# [Records shown]

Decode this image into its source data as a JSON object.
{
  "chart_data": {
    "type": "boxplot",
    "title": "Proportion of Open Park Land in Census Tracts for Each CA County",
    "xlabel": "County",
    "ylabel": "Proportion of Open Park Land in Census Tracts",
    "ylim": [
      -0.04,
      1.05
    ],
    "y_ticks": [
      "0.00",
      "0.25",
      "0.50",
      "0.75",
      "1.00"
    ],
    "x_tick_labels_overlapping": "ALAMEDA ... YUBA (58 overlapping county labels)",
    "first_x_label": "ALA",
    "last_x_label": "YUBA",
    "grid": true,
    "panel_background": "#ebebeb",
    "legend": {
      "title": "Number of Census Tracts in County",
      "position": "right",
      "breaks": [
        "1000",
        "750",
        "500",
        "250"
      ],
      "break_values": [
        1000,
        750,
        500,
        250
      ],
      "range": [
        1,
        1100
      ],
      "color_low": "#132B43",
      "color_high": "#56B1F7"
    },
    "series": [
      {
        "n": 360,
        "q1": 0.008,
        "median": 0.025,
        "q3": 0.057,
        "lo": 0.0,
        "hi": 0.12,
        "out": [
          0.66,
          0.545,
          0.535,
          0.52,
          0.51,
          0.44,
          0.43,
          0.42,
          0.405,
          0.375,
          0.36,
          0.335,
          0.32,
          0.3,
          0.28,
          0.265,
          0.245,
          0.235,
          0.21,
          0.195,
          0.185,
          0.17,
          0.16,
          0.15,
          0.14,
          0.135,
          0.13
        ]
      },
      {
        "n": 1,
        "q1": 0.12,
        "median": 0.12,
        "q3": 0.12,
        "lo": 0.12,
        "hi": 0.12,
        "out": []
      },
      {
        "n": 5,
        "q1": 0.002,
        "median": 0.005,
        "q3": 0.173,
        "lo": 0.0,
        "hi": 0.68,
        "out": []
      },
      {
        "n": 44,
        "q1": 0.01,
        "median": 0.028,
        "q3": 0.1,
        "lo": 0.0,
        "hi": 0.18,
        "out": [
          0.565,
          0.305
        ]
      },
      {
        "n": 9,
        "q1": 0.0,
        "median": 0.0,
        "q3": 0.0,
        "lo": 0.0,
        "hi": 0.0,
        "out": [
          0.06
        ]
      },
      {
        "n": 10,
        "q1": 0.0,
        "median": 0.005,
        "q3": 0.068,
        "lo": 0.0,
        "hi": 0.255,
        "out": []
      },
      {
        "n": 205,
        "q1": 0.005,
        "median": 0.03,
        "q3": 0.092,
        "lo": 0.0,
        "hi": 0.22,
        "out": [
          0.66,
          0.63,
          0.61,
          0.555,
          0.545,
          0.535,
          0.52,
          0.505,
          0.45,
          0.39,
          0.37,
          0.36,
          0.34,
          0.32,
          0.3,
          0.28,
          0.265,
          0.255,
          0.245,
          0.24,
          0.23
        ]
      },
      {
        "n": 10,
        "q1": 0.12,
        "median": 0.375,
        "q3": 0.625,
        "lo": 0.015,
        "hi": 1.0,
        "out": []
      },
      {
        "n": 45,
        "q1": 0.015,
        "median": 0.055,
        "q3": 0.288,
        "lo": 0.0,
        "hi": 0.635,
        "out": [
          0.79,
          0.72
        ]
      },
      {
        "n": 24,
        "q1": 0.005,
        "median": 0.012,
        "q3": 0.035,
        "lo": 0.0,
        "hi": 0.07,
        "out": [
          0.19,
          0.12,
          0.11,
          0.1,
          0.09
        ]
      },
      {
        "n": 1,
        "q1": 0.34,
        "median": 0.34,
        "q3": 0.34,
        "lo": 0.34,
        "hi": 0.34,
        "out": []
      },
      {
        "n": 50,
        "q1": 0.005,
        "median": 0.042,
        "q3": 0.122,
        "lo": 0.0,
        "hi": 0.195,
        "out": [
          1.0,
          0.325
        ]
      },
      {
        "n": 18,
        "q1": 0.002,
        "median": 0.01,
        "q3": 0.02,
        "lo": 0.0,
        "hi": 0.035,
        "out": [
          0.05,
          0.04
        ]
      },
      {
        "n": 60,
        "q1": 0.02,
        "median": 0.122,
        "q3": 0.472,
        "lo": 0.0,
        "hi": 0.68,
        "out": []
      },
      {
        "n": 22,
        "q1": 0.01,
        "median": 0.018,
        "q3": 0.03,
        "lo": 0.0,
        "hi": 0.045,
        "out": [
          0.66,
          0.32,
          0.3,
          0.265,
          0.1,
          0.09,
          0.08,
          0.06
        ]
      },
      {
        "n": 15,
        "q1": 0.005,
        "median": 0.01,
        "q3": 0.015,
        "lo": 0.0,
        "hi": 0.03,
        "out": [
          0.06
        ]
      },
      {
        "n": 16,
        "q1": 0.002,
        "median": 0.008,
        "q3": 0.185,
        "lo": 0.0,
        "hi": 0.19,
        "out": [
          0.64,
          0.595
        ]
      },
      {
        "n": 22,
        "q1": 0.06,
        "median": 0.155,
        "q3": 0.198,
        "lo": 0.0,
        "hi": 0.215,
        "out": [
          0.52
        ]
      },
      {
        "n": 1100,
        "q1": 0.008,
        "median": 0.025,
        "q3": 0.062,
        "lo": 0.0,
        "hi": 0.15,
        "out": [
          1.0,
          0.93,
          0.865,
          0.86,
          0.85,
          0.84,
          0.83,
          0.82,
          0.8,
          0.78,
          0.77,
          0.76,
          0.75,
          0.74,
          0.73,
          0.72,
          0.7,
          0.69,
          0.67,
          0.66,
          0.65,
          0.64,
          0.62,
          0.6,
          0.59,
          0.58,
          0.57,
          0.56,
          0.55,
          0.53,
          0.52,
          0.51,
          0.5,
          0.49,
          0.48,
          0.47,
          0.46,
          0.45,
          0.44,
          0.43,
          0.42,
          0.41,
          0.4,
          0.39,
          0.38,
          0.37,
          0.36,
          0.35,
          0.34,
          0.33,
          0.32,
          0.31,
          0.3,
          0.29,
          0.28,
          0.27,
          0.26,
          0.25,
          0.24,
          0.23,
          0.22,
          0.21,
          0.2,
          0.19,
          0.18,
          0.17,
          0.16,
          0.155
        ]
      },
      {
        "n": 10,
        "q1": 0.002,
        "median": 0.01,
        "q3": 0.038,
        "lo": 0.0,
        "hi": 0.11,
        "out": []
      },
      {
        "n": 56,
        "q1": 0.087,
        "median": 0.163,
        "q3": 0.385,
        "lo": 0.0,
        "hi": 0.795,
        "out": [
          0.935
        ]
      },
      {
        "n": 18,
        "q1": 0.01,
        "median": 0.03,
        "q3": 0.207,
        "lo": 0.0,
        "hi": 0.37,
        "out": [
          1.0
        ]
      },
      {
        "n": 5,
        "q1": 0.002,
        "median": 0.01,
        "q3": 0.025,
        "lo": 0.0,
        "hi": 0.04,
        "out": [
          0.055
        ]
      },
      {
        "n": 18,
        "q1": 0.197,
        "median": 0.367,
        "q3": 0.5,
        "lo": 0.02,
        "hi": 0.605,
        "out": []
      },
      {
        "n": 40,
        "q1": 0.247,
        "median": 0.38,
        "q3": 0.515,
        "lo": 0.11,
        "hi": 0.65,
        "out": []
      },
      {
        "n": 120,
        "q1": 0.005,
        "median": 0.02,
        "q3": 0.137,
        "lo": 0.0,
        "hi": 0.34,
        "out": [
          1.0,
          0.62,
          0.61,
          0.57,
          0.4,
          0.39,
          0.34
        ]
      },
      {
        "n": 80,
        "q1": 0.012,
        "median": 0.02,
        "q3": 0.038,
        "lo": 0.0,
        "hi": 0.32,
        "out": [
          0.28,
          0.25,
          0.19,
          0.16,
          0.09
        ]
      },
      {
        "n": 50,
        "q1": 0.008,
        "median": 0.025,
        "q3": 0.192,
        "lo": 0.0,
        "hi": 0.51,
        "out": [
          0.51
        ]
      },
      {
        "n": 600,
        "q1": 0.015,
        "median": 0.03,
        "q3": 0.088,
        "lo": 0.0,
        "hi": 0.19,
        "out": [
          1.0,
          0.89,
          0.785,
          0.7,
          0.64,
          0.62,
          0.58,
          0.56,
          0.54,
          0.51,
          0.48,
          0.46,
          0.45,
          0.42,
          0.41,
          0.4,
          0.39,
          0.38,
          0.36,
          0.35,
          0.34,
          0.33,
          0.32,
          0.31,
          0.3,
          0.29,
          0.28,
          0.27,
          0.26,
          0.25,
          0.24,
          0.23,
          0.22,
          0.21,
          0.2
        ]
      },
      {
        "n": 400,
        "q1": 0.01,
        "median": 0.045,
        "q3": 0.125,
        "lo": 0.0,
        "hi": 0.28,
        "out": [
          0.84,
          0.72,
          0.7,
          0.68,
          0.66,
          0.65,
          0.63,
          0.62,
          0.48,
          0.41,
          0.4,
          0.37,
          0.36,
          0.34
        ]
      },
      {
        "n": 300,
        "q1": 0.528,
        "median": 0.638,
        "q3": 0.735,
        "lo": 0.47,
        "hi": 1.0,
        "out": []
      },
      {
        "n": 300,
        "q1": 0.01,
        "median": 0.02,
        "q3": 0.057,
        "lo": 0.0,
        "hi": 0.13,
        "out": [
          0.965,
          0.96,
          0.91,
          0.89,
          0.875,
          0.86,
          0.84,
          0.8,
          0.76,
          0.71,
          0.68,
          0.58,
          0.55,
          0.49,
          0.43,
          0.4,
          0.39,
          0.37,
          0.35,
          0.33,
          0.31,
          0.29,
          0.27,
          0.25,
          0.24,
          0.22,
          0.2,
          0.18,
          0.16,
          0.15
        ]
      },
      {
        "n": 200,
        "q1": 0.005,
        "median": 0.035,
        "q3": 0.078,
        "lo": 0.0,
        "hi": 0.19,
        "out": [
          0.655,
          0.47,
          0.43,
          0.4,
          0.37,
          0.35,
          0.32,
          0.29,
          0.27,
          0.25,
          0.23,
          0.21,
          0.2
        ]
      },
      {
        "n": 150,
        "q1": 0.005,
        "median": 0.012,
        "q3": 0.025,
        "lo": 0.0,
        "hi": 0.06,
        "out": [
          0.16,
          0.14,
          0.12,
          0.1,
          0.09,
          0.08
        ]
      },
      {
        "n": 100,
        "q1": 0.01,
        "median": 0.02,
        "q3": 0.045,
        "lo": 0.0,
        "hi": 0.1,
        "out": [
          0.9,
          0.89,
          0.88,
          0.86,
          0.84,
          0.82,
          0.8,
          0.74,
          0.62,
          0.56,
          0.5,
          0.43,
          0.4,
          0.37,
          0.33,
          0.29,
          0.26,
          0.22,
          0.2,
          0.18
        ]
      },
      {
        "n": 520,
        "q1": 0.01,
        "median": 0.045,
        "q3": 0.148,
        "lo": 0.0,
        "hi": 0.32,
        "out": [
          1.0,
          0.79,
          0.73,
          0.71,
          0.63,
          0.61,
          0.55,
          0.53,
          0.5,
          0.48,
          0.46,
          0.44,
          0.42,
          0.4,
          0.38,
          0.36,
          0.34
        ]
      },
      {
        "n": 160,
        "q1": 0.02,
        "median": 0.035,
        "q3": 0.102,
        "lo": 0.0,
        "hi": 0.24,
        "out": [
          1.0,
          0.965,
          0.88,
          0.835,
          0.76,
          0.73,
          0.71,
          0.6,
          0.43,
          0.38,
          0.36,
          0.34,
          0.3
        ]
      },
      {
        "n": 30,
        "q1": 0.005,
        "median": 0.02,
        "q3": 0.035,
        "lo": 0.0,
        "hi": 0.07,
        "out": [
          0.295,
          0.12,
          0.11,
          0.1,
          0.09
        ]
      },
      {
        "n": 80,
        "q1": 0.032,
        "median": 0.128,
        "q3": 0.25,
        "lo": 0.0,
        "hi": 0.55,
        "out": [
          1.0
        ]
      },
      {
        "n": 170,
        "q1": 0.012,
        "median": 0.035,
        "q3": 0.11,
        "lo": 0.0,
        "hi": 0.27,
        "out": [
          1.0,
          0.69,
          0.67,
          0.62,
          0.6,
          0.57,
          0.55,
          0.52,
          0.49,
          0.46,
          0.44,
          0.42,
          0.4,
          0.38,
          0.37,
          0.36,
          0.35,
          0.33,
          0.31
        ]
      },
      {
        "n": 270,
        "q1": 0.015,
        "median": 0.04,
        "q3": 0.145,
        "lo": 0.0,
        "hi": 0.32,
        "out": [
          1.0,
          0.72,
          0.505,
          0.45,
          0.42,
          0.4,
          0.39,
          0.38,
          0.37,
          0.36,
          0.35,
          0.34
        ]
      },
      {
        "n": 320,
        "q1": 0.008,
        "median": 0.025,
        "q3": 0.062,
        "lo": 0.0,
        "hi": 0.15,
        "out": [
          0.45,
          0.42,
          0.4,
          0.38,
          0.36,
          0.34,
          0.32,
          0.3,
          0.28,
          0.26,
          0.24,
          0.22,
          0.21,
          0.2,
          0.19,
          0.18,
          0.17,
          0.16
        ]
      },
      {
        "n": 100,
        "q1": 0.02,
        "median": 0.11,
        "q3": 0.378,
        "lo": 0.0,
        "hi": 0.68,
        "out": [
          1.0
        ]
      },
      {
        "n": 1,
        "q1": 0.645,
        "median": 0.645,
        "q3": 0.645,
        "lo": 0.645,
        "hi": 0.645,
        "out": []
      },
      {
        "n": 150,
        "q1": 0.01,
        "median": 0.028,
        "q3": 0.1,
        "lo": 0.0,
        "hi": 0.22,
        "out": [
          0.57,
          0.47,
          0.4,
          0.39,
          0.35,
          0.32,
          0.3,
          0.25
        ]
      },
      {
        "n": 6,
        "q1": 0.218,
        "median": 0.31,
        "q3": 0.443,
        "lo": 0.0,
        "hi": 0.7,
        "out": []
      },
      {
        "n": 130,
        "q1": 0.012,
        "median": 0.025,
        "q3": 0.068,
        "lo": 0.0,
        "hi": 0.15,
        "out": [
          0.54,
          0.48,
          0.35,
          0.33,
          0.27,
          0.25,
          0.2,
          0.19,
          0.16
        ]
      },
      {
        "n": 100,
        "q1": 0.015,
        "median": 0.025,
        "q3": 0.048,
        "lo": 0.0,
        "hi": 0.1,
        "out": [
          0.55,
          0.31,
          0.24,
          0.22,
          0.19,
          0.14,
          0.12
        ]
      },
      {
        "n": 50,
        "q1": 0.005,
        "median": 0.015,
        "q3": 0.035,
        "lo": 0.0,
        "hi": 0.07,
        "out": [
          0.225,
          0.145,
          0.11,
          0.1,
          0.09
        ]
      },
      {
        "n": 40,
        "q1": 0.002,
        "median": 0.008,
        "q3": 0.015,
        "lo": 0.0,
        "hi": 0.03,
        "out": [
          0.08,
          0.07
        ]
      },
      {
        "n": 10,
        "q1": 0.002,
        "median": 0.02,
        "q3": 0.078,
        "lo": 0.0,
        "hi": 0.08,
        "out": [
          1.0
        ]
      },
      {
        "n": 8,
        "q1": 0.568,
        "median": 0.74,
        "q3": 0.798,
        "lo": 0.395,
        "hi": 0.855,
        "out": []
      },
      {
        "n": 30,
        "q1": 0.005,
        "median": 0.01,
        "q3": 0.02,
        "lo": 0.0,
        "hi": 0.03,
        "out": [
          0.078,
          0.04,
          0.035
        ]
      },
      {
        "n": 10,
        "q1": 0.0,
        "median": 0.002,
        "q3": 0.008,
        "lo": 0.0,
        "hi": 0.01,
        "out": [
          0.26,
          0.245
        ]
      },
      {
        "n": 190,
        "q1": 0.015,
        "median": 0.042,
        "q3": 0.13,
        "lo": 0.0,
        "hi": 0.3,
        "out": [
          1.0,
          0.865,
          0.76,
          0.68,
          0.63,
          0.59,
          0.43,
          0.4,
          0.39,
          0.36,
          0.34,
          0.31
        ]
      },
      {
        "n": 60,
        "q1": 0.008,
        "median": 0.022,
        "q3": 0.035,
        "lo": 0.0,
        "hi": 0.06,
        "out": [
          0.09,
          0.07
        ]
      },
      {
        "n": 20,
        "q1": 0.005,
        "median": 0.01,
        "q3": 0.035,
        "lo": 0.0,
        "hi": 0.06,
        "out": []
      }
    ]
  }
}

# [Task to carry out]
Gather every line from the listing above in which "Proportion" appears, and copy those lines.

# [Correct result]
    "title": "Proportion of Open Park Land in Census Tracts for Each CA County",
    "ylabel": "Proportion of Open Park Land in Census Tracts",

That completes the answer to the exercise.